■ GOAL OF THE EXERCISE
Below are records to be output exactly, every one of them.

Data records
* * * * * * * * *

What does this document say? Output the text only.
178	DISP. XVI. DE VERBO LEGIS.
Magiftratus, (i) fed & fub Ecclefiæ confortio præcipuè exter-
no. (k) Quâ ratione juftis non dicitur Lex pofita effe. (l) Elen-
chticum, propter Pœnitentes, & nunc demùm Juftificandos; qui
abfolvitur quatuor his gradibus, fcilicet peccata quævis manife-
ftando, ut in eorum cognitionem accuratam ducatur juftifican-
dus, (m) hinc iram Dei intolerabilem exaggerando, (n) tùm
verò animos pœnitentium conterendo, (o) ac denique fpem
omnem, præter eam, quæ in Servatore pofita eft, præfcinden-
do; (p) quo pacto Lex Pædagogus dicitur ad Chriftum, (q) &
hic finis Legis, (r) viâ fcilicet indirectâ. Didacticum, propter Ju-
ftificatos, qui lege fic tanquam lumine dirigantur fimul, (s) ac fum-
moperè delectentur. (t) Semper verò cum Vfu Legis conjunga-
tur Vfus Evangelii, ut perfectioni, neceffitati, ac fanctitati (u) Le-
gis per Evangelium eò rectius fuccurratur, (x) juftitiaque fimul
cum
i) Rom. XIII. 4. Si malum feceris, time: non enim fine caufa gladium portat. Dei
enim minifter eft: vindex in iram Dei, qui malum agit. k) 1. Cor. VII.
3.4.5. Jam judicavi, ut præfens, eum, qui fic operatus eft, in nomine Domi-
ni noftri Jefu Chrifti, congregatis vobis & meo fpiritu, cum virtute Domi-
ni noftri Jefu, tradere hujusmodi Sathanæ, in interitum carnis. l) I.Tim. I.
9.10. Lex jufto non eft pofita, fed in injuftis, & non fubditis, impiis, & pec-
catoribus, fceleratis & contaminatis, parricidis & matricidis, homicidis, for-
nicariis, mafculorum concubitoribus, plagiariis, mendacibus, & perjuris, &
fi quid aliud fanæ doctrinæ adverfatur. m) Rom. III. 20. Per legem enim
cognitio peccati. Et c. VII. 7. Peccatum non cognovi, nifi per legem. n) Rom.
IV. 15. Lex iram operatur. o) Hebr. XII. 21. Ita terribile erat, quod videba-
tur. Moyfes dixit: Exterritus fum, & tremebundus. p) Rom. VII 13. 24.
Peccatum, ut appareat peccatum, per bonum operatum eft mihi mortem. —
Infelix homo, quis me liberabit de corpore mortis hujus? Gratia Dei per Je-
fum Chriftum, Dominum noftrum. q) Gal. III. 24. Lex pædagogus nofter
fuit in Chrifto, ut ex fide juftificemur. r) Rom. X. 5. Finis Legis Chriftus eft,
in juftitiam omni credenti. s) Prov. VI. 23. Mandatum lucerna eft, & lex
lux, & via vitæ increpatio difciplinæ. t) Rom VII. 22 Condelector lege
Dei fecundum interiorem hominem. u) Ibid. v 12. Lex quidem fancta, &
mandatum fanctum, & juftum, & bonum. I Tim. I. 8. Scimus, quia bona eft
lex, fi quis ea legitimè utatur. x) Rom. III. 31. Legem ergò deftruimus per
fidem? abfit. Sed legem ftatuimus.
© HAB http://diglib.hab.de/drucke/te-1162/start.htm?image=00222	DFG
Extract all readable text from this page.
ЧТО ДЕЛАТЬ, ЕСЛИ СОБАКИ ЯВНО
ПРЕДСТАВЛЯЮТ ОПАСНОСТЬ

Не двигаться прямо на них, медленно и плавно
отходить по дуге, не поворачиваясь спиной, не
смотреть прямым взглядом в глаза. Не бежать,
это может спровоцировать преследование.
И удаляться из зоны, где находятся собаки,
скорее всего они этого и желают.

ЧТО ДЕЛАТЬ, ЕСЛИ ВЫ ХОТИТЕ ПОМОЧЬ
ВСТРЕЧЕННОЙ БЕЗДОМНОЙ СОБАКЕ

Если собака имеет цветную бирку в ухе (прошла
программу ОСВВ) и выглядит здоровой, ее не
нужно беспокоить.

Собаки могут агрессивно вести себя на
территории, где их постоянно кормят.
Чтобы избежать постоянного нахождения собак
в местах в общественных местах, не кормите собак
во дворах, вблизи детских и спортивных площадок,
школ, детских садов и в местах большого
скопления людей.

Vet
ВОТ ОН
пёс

* * * * * * * * *

■ RIGHT ANSWER
What does this document say? Output the text only.
178	DISP. XVI. DE VERBO LEGIS.
Magiftratus, (i) fed & fub Ecclefiæ confortio præcipuè exter-
no. (k) Quâ ratione juftis non dicitur Lex pofita effe. (l) Elen-
chticum, propter Pœnitentes, & nunc demùm Juftificandos; qui
abfolvitur quatuor his gradibus, fcilicet peccata quævis manife-
ftando, ut in eorum cognitionem accuratam ducatur juftifican-
dus, (m) hinc iram Dei intolerabilem exaggerando, (n) tùm
verò animos pœnitentium conterendo, (o) ac denique fpem
omnem, præter eam, quæ in Servatore pofita eft, præfcinden-
do; (p) quo pacto Lex Pædagogus dicitur ad Chriftum, (q) &
hic finis Legis, (r) viâ fcilicet indirectâ. Didacticum, propter Ju-
ftificatos, qui lege fic tanquam lumine dirigantur fimul, (s) ac fum-
moperè delectentur. (t) Semper verò cum Vfu Legis conjunga-
tur Vfus Evangelii, ut perfectioni, neceffitati, ac fanctitati (u) Le-
gis per Evangelium eò rectius fuccurratur, (x) juftitiaque fimul
cum
i) Rom. XIII. 4. Si malum feceris, time: non enim fine caufa gladium portat. Dei
enim minifter eft: vindex in iram Dei, qui malum agit. k) 1. Cor. VII.
3.4.5. Jam judicavi, ut præfens, eum, qui fic operatus eft, in nomine Domi-
ni noftri Jefu Chrifti, congregatis vobis & meo fpiritu, cum virtute Domi-
ni noftri Jefu, tradere hujusmodi Sathanæ, in interitum carnis. l) I.Tim. I.
9.10. Lex jufto non eft pofita, fed in injuftis, & non fubditis, impiis, & pec-
catoribus, fceleratis & contaminatis, parricidis & matricidis, homicidis, for-
nicariis, mafculorum concubitoribus, plagiariis, mendacibus, & perjuris, &
fi quid aliud fanæ doctrinæ adverfatur. m) Rom. III. 20. Per legem enim
cognitio peccati. Et c. VII. 7. Peccatum non cognovi, nifi per legem. n) Rom.
IV. 15. Lex iram operatur. o) Hebr. XII. 21. Ita terribile erat, quod videba-
tur. Moyfes dixit: Exterritus fum, & tremebundus. p) Rom. VII 13. 24.
Peccatum, ut appareat peccatum, per bonum operatum eft mihi mortem. —
Infelix homo, quis me liberabit de corpore mortis hujus? Gratia Dei per Je-
fum Chriftum, Dominum noftrum. q) Gal. III. 24. Lex pædagogus nofter
fuit in Chrifto, ut ex fide juftificemur. r) Rom. X. 5. Finis Legis Chriftus eft,
in juftitiam omni credenti. s) Prov. VI. 23. Mandatum lucerna eft, & lex
lux, & via vitæ increpatio difciplinæ. t) Rom VII. 22 Condelector lege
Dei fecundum interiorem hominem. u) Ibid. v 12. Lex quidem fancta, &
mandatum fanctum, & juftum, & bonum. I Tim. I. 8. Scimus, quia bona eft
lex, fi quis ea legitimè utatur. x) Rom. III. 31. Legem ergò deftruimus per
fidem? abfit. Sed legem ftatuimus.
© HAB http://diglib.hab.de/drucke/te-1162/start.htm?image=00222	DFG
Extract all readable text from this page.
ЧТО ДЕЛАТЬ, ЕСЛИ СОБАКИ ЯВНО
ПРЕДСТАВЛЯЮТ ОПАСНОСТЬ

Не двигаться прямо на них, медленно и плавно
отходить по дуге, не поворачиваясь спиной, не
смотреть прямым взглядом в глаза. Не бежать,
это может спровоцировать преследование.
И удаляться из зоны, где находятся собаки,
скорее всего они этого и желают.

ЧТО ДЕЛАТЬ, ЕСЛИ ВЫ ХОТИТЕ ПОМОЧЬ
ВСТРЕЧЕННОЙ БЕЗДОМНОЙ СОБАКЕ

Если собака имеет цветную бирку в ухе (прошла
программу ОСВВ) и выглядит здоровой, ее не
нужно беспокоить.

Собаки могут агрессивно вести себя на
территории, где их постоянно кормят.
Чтобы избежать постоянного нахождения собак
в местах в общественных местах, не кормите собак
во дворах, вблизи детских и спортивных площадок,
школ, детских садов и в местах большого
скопления людей.

Vet
ВОТ ОН
пёс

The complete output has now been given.